## DIRECTION
Pull each line holding "Volume" out of the entries below.

# # #

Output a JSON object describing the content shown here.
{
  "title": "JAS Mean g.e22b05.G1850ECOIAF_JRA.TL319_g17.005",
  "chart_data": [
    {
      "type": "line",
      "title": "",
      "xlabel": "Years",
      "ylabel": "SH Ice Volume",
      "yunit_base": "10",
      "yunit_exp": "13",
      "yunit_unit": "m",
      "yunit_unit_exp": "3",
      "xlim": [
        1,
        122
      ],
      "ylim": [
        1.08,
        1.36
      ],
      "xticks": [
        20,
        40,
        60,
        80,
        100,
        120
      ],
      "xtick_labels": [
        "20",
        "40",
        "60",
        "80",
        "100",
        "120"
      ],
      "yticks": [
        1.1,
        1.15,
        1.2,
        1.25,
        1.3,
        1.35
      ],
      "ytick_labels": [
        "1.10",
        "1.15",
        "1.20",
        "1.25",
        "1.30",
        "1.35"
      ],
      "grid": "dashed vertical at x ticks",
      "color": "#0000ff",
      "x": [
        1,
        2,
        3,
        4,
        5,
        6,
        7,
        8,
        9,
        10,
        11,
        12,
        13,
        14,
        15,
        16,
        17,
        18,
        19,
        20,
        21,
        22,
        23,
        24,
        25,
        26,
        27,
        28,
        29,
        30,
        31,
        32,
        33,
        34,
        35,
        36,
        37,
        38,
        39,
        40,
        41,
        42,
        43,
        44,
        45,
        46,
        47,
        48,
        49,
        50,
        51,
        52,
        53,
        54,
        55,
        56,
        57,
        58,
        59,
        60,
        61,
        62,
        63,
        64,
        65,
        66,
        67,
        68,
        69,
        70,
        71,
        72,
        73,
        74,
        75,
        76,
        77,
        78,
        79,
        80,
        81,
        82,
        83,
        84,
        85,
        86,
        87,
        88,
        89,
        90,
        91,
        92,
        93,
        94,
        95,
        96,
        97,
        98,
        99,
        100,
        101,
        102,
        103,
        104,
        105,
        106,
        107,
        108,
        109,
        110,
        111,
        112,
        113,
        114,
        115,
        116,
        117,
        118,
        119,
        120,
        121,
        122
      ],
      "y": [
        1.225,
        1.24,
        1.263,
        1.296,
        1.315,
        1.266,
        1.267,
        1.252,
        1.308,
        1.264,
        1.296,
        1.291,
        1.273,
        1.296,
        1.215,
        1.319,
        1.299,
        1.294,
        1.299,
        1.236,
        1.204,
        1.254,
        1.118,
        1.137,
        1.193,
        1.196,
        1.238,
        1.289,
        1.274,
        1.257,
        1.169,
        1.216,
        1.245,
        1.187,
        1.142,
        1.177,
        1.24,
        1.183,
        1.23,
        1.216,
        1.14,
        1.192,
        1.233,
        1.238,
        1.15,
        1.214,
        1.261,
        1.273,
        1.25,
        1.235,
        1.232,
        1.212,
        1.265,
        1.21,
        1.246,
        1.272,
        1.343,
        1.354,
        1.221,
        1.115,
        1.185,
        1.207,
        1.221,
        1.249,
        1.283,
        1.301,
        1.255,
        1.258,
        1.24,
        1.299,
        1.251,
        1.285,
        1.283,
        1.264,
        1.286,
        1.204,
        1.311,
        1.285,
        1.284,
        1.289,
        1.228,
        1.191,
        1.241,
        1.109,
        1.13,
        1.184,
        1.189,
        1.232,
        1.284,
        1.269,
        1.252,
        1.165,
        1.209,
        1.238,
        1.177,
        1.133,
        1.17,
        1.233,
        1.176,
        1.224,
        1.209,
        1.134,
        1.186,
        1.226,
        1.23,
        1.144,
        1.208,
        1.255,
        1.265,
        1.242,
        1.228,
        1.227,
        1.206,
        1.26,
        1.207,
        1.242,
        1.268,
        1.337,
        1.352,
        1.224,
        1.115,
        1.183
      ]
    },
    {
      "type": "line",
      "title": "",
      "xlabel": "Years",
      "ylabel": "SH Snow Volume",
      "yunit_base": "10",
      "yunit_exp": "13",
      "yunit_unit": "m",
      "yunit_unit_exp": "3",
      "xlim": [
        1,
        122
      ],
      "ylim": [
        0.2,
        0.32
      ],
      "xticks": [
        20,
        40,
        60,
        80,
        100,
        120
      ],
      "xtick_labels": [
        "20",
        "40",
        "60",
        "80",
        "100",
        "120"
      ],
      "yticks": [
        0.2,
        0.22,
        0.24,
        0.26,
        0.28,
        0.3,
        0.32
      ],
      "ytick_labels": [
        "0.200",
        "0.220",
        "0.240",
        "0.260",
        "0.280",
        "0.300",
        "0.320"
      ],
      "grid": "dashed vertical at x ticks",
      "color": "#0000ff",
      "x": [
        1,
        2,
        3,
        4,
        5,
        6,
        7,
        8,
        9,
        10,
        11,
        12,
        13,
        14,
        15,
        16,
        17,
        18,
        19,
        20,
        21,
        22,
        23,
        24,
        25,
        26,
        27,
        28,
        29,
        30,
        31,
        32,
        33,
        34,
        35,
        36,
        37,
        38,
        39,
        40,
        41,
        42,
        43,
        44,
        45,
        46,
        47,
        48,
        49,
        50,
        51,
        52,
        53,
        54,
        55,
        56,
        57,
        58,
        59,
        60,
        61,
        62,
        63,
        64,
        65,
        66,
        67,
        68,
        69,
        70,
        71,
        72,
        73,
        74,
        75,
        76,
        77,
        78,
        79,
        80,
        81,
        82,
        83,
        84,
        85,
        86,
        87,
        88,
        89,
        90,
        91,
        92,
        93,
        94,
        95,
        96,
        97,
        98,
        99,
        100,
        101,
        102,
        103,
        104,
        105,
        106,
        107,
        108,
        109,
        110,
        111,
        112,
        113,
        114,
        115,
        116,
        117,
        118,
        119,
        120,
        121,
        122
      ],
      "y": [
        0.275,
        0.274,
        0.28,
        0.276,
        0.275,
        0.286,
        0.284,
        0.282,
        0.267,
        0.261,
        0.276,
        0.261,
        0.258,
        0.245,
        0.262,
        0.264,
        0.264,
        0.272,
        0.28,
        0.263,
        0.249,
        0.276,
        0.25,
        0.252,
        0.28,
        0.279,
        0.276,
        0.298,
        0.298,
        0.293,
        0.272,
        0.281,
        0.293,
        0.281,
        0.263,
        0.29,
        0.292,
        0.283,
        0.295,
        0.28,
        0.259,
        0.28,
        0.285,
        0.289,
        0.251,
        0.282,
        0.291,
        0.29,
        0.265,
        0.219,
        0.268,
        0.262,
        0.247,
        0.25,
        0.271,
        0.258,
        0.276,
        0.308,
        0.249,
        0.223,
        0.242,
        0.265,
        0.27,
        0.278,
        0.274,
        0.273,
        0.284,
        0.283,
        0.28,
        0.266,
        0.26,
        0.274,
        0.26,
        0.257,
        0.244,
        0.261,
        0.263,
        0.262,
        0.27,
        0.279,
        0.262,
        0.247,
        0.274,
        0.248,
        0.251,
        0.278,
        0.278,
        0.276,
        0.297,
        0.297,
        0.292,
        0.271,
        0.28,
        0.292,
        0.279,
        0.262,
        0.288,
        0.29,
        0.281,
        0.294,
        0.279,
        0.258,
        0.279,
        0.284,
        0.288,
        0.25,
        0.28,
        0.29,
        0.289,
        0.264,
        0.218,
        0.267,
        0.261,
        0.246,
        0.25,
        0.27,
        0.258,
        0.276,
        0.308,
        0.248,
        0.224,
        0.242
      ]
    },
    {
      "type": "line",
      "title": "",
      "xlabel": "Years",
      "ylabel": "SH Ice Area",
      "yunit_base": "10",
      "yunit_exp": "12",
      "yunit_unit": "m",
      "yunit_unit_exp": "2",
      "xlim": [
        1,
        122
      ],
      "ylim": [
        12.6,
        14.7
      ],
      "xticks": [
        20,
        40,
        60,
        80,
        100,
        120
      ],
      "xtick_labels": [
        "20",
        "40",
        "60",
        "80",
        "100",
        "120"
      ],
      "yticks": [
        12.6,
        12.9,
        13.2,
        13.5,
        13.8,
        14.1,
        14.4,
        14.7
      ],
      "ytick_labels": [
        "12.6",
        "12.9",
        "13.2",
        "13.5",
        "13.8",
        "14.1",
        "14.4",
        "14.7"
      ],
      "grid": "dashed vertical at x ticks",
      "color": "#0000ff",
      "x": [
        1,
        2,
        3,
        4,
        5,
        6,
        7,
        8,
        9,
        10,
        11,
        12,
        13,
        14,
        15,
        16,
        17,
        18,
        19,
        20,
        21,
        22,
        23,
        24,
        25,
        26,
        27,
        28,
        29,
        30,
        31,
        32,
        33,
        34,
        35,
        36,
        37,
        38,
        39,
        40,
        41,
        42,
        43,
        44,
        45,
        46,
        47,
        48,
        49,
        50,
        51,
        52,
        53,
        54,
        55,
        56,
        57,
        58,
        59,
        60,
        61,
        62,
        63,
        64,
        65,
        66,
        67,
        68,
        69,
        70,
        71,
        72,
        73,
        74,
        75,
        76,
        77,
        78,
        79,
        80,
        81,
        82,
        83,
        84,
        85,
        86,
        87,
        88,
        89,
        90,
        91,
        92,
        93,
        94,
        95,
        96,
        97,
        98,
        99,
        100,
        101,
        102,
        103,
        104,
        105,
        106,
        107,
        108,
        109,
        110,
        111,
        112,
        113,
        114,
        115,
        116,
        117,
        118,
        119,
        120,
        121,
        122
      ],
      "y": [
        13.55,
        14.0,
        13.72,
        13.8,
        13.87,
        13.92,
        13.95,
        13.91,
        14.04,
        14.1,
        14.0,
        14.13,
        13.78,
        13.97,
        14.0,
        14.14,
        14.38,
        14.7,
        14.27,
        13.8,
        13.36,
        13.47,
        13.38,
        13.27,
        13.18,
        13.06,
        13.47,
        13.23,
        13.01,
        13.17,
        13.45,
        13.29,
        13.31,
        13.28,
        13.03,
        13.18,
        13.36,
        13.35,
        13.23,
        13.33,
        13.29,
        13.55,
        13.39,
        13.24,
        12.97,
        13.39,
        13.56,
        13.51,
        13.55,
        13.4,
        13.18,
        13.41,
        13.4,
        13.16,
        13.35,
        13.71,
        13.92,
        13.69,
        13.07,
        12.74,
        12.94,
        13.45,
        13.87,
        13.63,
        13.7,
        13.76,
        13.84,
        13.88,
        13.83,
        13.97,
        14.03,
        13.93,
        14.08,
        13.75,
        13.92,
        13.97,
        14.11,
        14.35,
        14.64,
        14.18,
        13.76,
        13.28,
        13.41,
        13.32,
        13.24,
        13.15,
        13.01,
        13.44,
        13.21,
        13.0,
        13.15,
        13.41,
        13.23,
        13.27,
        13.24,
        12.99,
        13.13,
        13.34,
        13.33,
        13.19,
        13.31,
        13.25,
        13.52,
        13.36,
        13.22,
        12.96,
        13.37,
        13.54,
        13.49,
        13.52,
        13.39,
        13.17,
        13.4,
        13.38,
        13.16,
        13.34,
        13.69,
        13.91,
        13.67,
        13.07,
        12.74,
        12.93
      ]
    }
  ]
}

# # #

## FINAL ANSWER
      "ylabel": "SH Ice Volume",
      "ylabel": "SH Snow Volume",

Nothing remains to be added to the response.